[Dataset excerpt]
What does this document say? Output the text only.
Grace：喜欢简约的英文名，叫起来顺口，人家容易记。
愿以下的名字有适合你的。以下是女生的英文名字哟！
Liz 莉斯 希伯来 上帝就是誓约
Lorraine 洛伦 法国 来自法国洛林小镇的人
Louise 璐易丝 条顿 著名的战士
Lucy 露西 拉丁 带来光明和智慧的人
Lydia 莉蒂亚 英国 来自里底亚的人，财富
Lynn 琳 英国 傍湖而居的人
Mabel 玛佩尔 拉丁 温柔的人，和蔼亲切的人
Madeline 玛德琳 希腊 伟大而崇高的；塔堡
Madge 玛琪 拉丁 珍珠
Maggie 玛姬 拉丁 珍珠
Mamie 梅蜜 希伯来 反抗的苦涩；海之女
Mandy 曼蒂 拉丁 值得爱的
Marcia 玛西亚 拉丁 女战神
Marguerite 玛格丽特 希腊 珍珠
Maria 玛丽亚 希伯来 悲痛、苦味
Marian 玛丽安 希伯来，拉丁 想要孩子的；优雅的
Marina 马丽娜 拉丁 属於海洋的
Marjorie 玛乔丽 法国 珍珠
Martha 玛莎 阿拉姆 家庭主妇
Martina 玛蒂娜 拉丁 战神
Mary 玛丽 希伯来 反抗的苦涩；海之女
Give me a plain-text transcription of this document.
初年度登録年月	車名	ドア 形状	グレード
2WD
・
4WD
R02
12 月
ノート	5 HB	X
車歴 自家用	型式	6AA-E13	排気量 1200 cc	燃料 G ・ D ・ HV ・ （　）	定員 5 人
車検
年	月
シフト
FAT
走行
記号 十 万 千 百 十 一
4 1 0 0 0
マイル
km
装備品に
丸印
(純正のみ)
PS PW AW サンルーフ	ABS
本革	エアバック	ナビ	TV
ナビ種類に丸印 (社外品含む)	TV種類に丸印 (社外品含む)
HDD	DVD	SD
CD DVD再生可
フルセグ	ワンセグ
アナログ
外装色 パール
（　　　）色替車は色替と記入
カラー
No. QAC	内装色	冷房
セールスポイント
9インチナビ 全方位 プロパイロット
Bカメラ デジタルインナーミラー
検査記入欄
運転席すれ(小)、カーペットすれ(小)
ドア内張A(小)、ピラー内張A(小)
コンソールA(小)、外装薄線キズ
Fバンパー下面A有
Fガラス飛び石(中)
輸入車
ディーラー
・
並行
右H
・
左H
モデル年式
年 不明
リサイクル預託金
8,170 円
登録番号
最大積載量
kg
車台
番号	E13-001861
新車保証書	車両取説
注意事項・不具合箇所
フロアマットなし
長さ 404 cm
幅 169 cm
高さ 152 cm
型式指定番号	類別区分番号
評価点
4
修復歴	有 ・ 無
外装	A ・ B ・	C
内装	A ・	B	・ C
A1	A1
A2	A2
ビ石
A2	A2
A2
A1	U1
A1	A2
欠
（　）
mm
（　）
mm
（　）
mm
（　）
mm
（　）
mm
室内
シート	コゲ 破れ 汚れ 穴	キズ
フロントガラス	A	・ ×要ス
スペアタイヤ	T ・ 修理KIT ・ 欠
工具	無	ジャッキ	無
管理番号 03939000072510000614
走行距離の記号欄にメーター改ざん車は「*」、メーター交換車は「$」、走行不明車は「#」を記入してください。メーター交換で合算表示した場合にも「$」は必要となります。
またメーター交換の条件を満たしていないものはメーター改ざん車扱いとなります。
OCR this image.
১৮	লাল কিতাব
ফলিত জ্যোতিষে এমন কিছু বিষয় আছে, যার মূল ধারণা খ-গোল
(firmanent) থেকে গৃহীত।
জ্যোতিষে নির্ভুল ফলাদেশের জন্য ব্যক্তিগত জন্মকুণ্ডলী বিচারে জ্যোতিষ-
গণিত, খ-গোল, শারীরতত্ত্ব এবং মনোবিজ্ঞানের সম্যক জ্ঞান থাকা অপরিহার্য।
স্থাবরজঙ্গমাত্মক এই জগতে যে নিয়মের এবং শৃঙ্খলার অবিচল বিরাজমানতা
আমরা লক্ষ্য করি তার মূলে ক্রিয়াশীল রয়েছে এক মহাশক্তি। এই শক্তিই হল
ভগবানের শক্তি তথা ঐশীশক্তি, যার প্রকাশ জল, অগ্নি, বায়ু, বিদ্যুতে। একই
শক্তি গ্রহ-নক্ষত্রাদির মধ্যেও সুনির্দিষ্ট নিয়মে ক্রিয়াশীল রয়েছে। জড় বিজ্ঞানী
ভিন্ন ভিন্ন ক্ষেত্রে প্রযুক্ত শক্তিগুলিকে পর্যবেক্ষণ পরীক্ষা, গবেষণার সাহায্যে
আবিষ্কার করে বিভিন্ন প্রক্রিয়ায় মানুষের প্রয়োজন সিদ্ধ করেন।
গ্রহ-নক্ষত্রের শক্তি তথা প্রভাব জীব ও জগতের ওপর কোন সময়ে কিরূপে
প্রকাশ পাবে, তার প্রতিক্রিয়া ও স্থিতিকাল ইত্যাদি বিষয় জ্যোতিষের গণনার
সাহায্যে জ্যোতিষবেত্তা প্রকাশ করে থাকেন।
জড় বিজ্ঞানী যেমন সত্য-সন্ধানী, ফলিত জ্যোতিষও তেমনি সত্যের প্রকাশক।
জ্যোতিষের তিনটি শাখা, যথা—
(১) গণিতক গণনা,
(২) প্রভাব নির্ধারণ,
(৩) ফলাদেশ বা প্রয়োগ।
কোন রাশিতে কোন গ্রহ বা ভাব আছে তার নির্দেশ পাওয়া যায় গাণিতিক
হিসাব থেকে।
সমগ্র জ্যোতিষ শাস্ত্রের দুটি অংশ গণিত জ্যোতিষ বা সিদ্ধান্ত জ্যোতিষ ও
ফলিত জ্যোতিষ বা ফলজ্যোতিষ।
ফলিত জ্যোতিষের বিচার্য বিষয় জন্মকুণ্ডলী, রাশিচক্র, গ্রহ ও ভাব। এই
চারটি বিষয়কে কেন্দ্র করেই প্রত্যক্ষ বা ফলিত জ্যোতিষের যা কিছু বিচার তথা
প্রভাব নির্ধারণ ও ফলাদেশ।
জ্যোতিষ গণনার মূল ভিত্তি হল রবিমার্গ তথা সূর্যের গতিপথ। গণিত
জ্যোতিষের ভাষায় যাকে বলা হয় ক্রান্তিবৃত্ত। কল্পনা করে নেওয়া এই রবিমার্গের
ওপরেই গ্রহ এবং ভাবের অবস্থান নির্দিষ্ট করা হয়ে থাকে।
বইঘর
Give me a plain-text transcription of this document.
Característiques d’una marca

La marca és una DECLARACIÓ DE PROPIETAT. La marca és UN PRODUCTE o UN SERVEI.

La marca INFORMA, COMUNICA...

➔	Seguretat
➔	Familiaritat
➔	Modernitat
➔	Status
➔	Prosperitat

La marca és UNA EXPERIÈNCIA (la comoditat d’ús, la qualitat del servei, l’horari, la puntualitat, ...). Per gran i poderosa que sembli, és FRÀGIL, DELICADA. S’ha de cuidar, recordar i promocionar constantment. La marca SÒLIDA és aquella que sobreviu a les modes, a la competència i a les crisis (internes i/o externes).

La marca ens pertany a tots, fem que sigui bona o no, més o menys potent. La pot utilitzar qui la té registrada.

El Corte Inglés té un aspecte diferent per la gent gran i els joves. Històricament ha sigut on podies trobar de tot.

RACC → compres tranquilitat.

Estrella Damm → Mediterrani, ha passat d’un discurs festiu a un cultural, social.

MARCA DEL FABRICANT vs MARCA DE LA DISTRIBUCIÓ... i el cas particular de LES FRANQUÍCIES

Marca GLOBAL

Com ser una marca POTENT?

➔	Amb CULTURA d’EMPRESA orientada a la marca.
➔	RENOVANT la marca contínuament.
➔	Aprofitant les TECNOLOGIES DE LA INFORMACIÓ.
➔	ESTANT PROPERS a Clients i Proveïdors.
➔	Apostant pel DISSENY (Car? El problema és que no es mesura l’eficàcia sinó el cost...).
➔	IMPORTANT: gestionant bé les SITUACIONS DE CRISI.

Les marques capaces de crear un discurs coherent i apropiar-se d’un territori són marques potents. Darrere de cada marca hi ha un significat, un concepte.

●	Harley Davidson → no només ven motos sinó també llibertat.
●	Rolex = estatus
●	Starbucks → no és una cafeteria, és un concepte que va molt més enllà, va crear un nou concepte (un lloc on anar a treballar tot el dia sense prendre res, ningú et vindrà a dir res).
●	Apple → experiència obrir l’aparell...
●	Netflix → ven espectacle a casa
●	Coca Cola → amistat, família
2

STATED GOAL: Show the lines of the records that include the string "反抗的苦涩".

THE ANSWER:
Mamie 梅蜜 希伯来 反抗的苦涩；海之女
Mary 玛丽 希伯来 反抗的苦涩；海之女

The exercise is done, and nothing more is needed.